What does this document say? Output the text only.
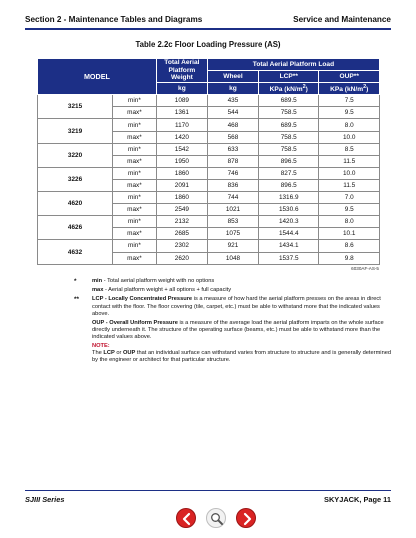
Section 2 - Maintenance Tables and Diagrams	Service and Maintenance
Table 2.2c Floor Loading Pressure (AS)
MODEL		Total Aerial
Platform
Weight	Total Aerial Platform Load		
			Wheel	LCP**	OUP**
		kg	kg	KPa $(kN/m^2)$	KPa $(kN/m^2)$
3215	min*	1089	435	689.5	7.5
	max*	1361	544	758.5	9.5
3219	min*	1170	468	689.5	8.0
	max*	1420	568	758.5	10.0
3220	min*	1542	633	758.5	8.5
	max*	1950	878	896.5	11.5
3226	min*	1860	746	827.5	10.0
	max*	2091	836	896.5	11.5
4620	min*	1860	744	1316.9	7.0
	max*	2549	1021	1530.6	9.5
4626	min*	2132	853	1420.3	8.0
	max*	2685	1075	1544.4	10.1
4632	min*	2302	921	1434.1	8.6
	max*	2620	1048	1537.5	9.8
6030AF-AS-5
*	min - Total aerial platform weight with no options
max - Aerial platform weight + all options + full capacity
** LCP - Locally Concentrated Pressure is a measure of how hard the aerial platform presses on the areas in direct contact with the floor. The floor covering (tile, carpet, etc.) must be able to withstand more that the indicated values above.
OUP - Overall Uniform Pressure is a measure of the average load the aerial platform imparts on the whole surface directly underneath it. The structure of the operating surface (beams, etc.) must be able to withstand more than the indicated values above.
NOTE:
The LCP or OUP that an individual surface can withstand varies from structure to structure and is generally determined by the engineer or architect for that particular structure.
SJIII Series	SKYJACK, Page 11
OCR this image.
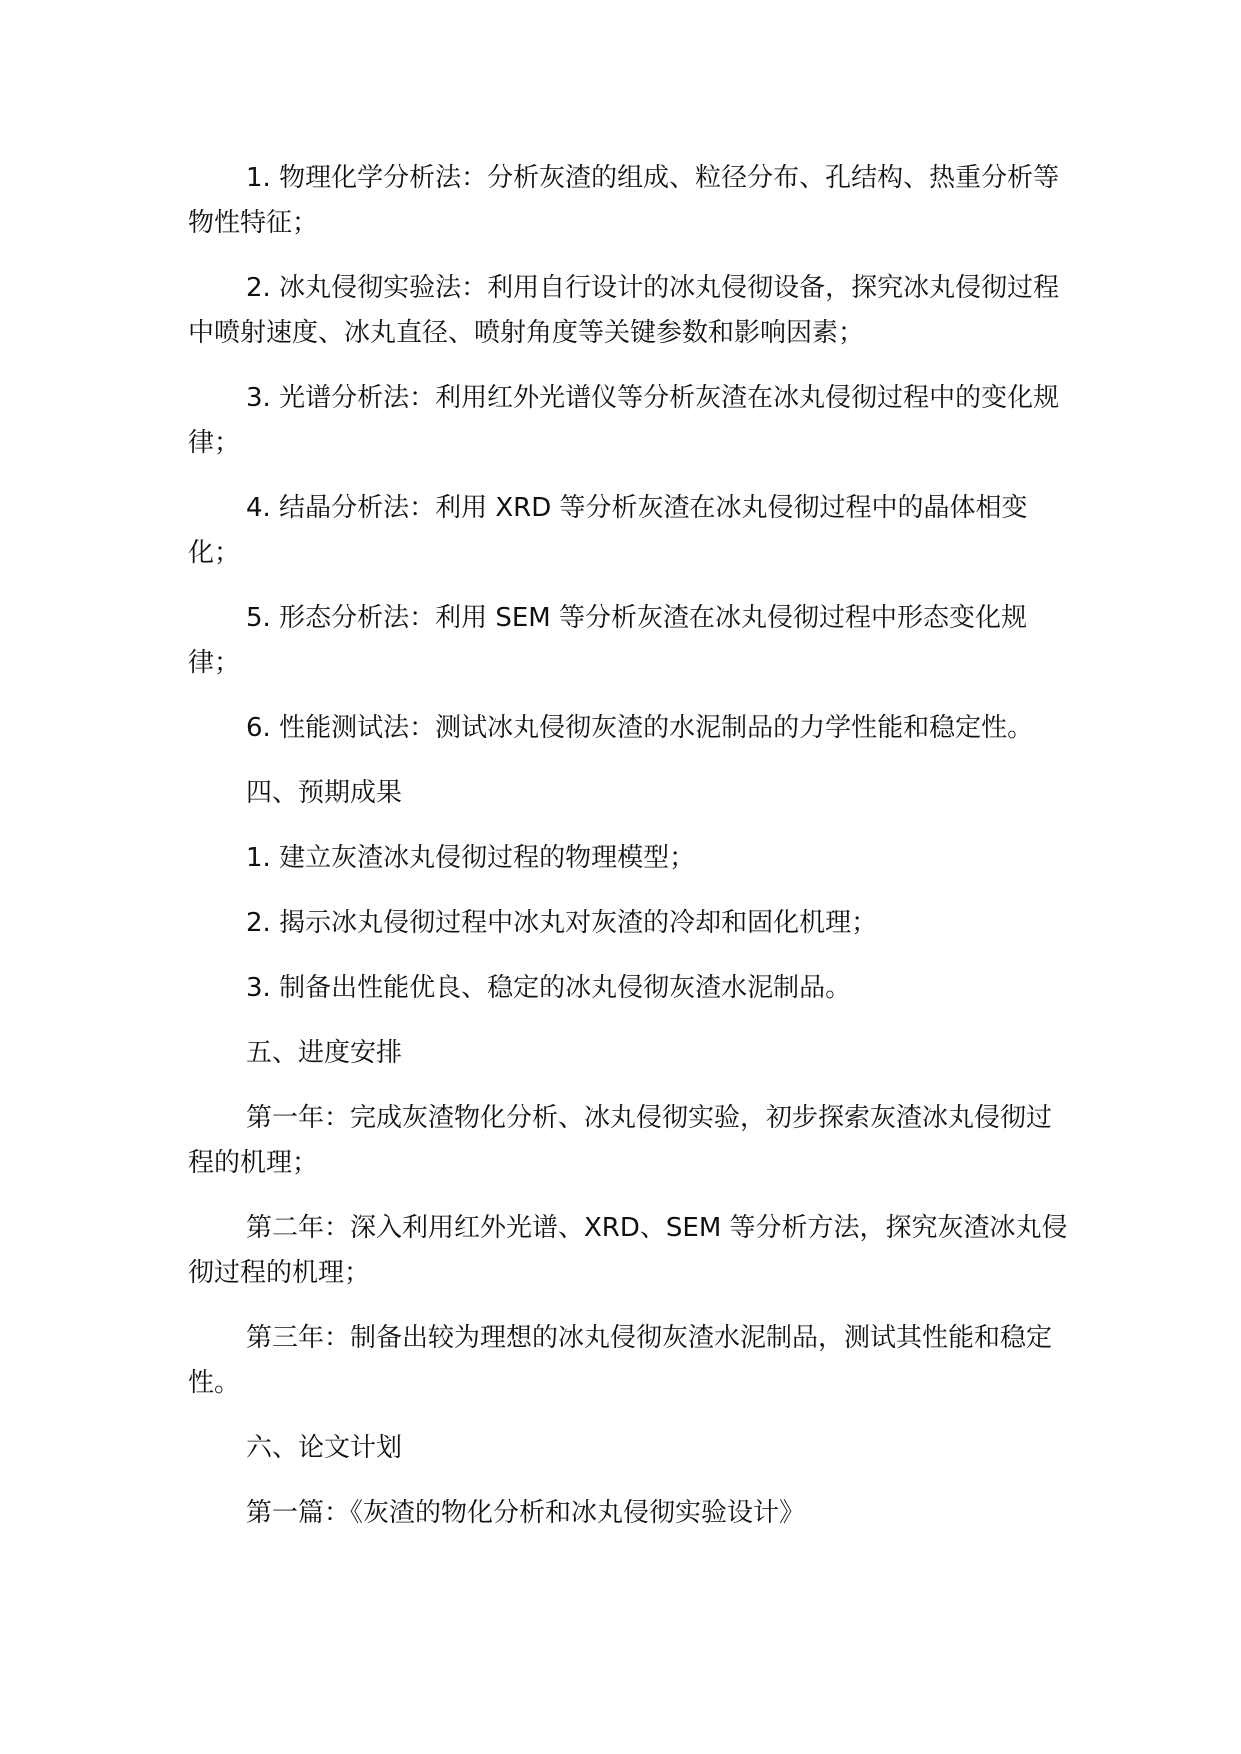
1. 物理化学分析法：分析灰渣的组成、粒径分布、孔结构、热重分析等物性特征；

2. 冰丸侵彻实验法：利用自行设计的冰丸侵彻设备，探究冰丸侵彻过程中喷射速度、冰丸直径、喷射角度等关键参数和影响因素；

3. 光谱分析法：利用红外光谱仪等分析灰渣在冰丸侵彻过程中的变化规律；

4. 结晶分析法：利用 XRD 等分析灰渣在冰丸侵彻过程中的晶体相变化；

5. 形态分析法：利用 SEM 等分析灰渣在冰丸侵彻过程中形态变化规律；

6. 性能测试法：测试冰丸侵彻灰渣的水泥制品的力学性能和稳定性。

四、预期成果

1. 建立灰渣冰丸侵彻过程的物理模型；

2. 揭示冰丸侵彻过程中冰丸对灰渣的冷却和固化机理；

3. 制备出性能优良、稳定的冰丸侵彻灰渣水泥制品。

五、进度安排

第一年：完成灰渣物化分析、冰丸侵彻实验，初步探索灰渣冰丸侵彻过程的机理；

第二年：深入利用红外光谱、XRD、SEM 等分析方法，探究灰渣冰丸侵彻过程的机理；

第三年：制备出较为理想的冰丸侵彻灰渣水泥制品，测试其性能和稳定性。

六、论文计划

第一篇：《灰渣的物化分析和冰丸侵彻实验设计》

____________

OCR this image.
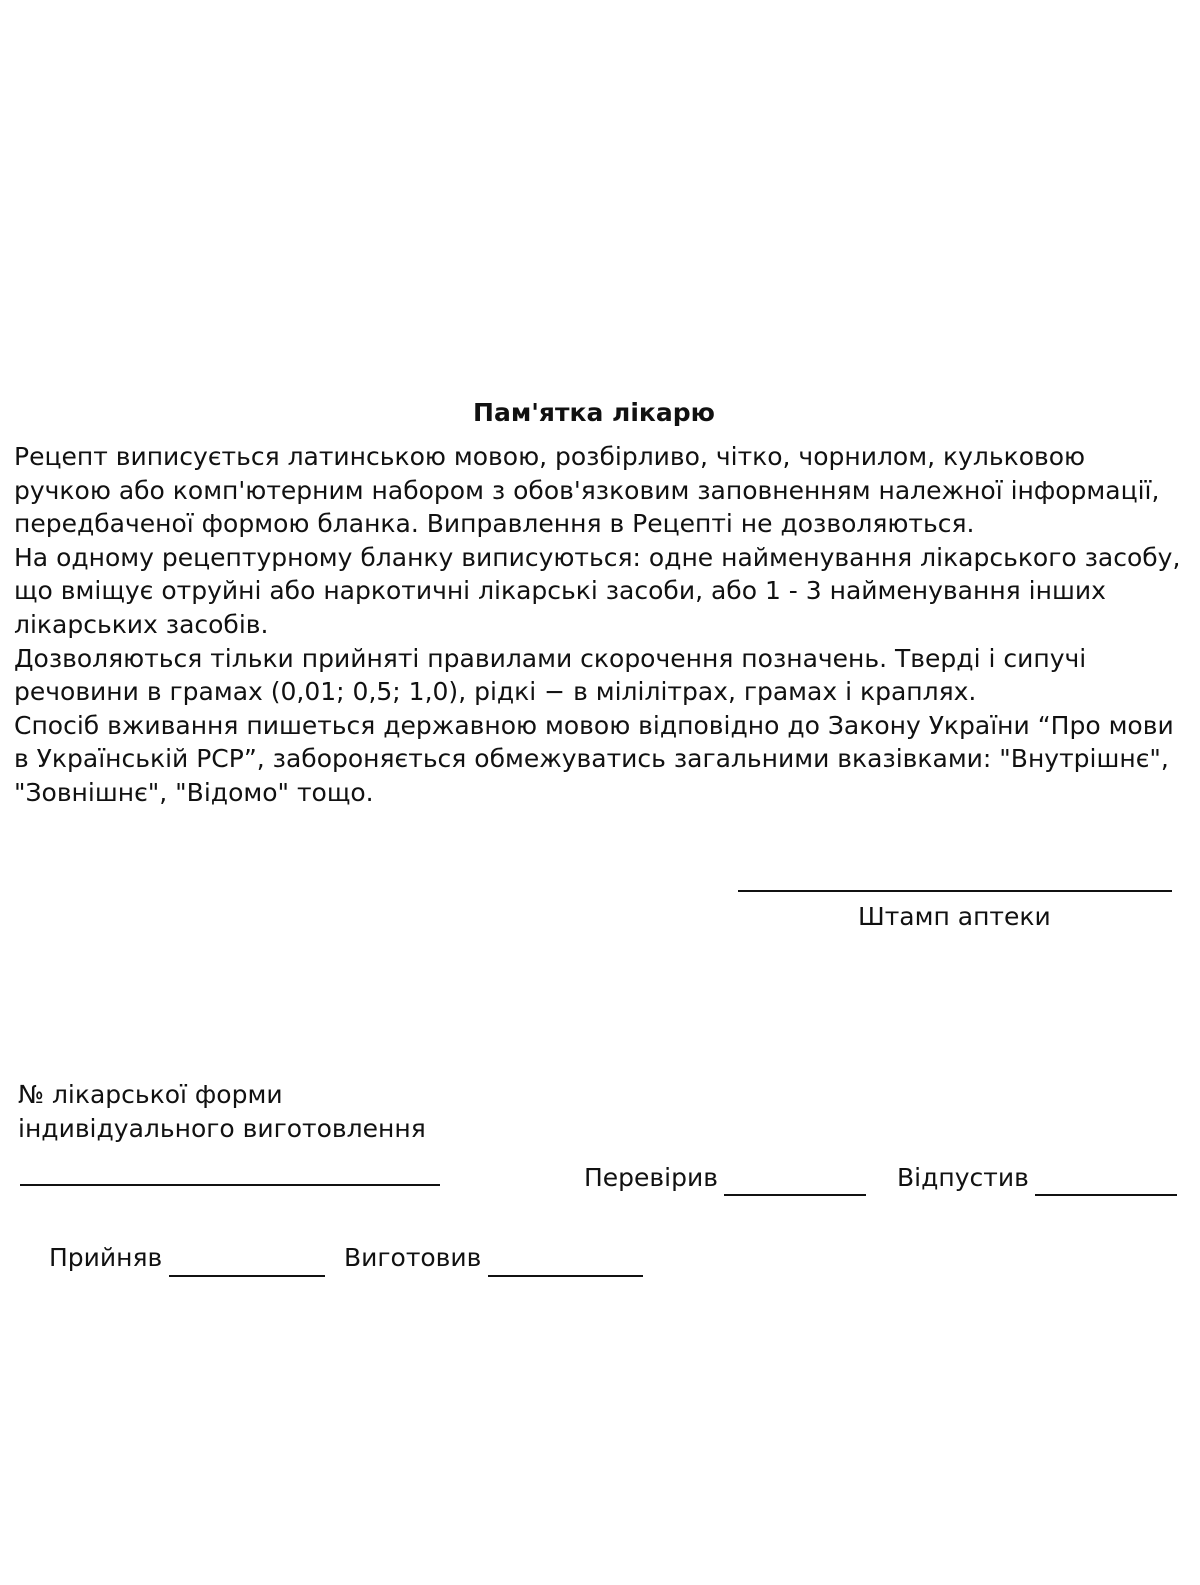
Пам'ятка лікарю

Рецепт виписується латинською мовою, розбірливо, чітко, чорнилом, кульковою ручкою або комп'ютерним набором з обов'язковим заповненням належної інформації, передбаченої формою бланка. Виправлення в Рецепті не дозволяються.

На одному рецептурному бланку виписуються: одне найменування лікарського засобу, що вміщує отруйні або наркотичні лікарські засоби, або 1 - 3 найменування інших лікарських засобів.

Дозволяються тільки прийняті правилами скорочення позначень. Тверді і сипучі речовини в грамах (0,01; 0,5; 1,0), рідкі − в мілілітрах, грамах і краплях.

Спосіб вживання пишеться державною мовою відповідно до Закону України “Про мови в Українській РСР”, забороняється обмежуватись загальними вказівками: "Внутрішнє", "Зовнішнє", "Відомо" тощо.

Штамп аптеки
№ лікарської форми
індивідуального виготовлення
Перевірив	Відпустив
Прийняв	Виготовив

____________

**Requirements**: Copy out every line from the data above that has "options" in it.

**The result**:
*	min - Total aerial platform weight with no options
max - Aerial platform weight + all options + full capacity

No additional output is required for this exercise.